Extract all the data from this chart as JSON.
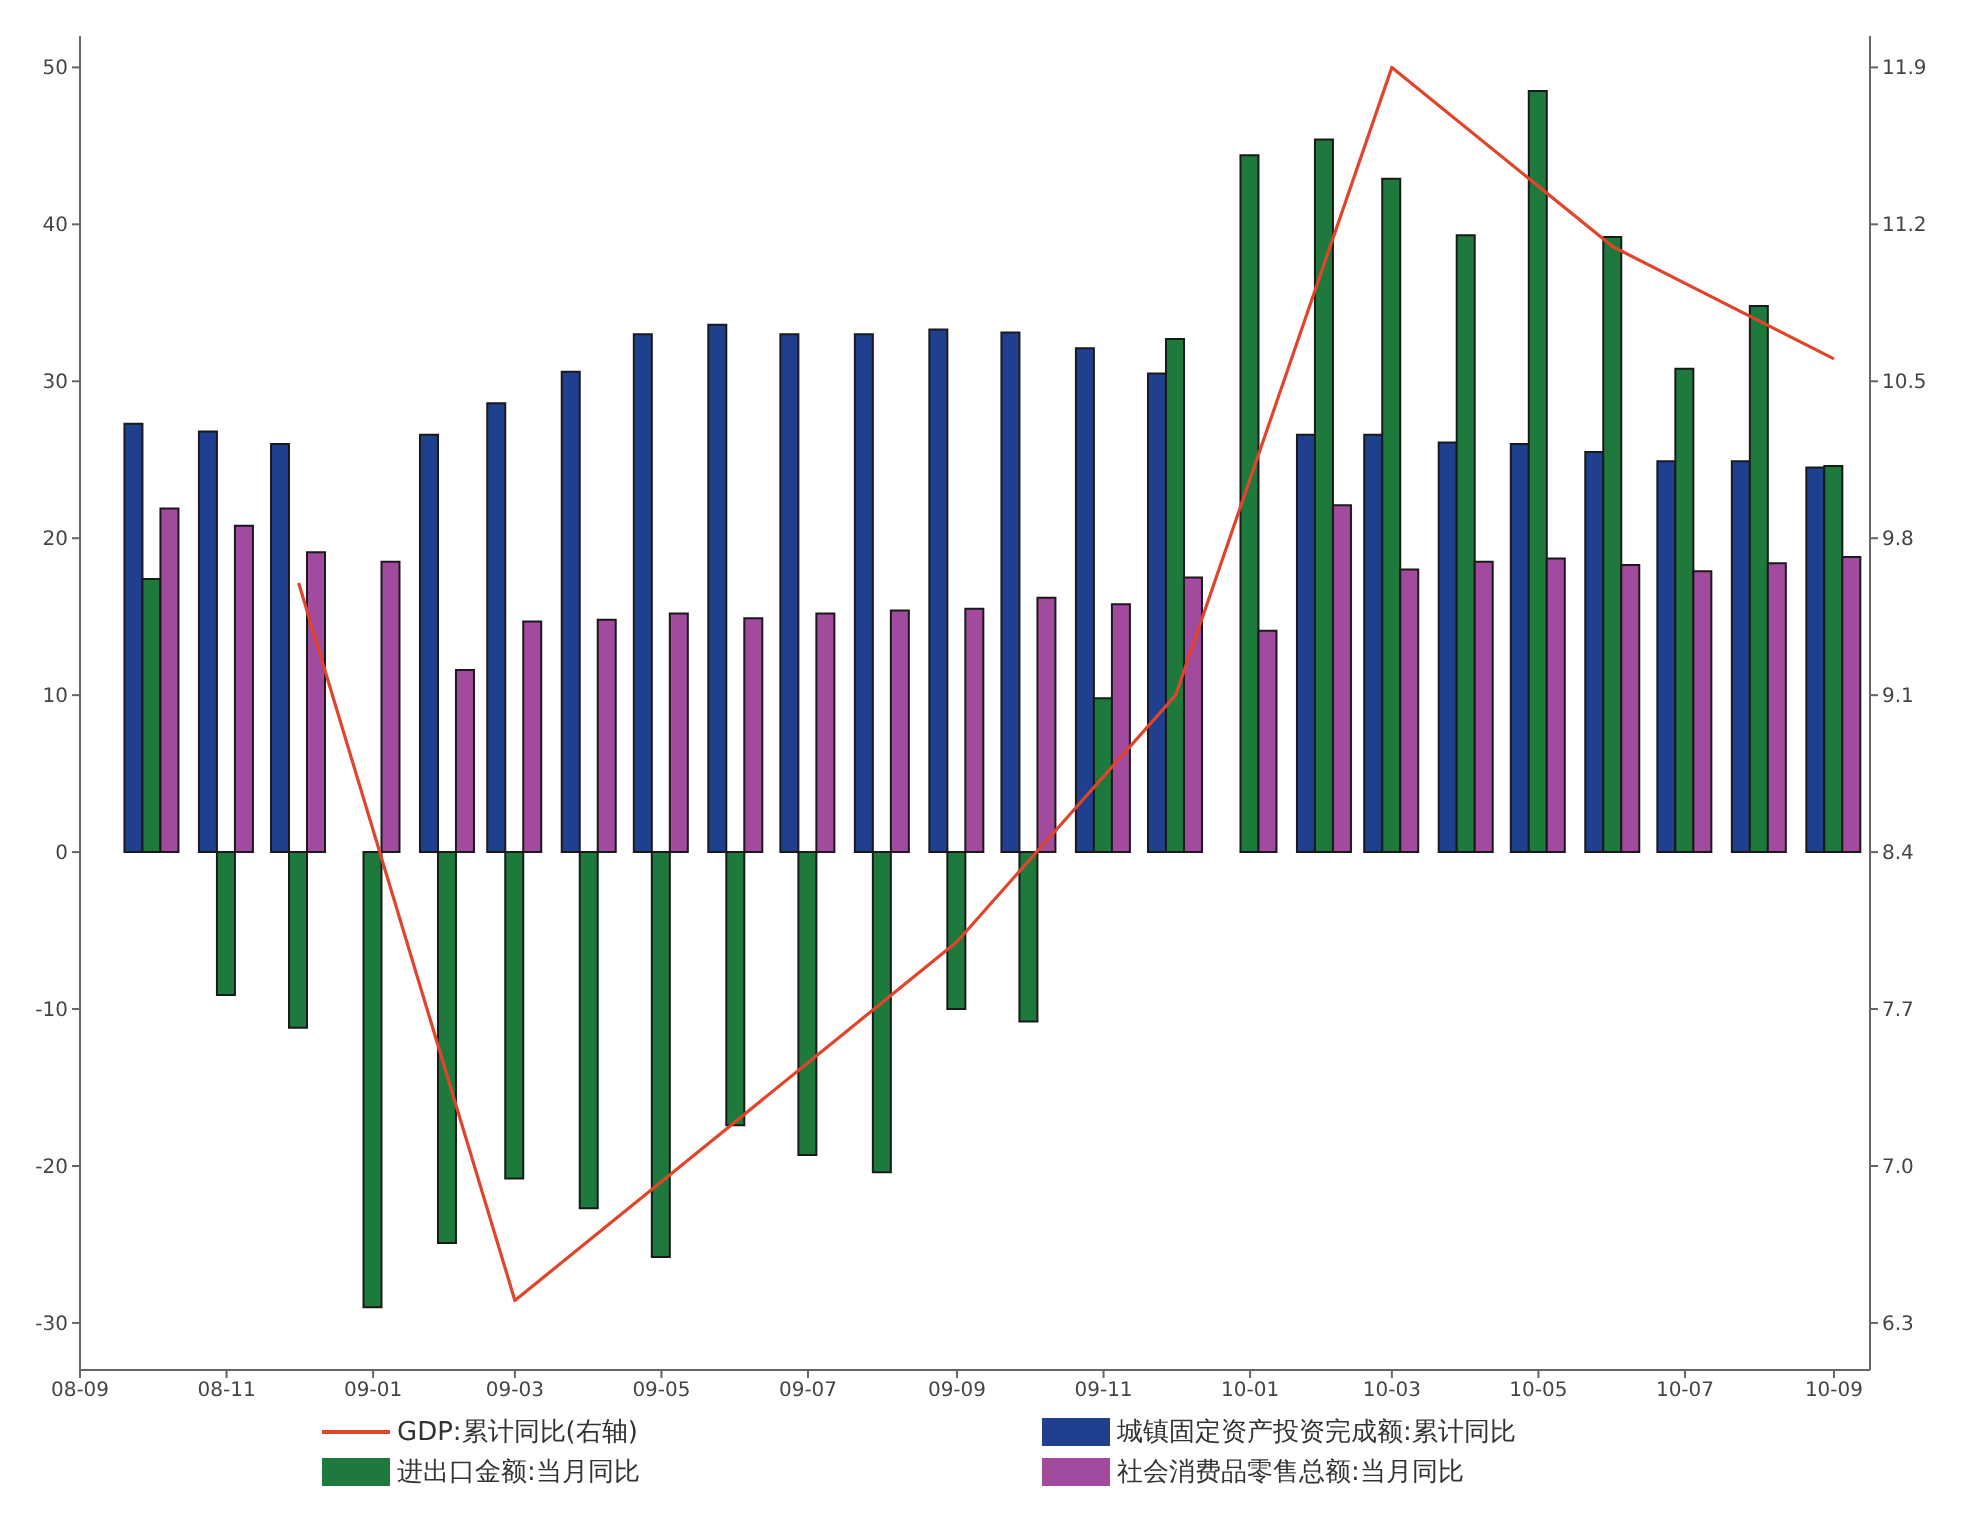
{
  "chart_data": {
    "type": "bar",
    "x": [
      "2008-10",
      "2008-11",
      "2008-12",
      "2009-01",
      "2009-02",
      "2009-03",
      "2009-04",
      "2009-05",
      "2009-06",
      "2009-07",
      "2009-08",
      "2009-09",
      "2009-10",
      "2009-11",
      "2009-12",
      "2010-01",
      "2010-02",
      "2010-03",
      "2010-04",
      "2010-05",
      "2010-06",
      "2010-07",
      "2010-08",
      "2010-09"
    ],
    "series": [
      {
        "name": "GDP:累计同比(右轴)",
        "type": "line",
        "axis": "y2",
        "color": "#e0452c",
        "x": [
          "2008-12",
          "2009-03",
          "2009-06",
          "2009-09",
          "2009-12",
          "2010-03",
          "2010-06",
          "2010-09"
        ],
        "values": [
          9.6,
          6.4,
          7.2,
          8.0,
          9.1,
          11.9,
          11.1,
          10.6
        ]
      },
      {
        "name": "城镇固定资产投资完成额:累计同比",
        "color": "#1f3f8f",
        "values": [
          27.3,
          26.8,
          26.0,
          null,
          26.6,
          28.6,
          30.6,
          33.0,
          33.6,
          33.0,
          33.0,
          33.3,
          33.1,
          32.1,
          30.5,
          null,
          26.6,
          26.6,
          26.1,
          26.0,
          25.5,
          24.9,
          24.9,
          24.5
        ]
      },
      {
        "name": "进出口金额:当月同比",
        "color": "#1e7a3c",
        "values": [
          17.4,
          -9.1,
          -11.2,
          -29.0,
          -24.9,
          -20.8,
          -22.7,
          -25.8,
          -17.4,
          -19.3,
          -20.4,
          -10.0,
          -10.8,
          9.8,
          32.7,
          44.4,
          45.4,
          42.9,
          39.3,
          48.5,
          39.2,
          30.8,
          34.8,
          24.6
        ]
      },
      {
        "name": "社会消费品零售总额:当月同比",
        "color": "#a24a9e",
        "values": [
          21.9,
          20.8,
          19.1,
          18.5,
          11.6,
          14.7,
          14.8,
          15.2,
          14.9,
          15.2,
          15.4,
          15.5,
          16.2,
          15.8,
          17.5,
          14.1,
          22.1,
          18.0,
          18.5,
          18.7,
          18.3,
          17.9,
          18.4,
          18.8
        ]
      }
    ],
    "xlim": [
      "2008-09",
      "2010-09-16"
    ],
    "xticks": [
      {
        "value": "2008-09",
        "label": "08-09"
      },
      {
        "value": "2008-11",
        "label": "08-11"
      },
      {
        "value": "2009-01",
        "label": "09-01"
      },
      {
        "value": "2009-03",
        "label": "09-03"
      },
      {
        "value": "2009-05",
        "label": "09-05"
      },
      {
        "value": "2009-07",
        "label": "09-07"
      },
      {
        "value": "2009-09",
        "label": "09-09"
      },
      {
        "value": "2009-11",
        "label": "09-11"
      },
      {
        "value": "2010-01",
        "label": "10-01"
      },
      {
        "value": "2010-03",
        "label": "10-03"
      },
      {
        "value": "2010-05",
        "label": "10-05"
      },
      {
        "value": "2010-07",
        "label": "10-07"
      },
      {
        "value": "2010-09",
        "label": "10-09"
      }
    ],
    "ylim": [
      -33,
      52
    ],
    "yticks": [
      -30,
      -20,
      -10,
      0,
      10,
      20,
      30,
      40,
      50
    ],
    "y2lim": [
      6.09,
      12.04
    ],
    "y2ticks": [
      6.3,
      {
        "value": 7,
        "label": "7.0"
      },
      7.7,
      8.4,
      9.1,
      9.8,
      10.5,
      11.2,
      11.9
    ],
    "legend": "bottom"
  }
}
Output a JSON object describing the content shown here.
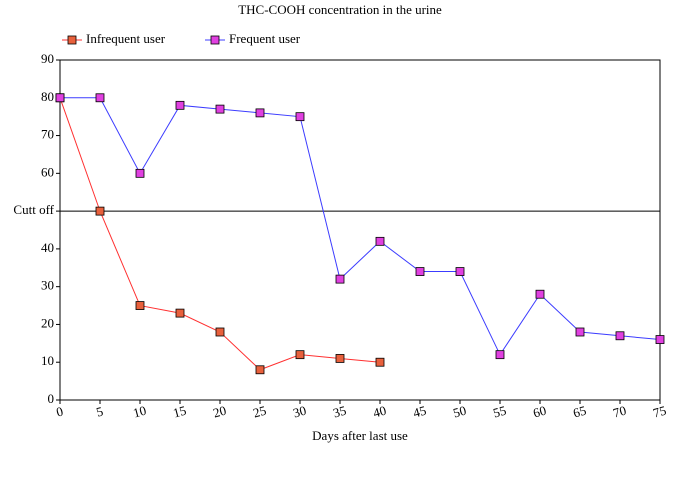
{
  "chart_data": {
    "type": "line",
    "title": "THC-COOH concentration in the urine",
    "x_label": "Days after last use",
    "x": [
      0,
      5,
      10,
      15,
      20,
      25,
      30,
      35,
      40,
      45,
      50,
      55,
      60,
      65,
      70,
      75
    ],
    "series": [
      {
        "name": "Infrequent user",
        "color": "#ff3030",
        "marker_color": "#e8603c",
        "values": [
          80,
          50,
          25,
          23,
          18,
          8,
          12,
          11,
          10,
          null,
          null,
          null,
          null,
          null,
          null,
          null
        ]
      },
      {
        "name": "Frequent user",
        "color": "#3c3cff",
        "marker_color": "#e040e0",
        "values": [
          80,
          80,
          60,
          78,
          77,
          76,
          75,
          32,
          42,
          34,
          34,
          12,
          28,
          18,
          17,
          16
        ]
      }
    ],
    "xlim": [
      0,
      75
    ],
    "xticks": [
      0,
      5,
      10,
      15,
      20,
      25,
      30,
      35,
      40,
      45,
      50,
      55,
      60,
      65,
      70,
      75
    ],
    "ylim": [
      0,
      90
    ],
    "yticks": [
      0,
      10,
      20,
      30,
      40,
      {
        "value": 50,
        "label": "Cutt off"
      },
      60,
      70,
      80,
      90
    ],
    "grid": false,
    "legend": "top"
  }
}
_ _ _ _ _ _ _
Stated task: Scan the data above and copy every line with "当月同比" in it.

Worked answer:
        "name": "进出口金额:当月同比",
        "name": "社会消费品零售总额:当月同比",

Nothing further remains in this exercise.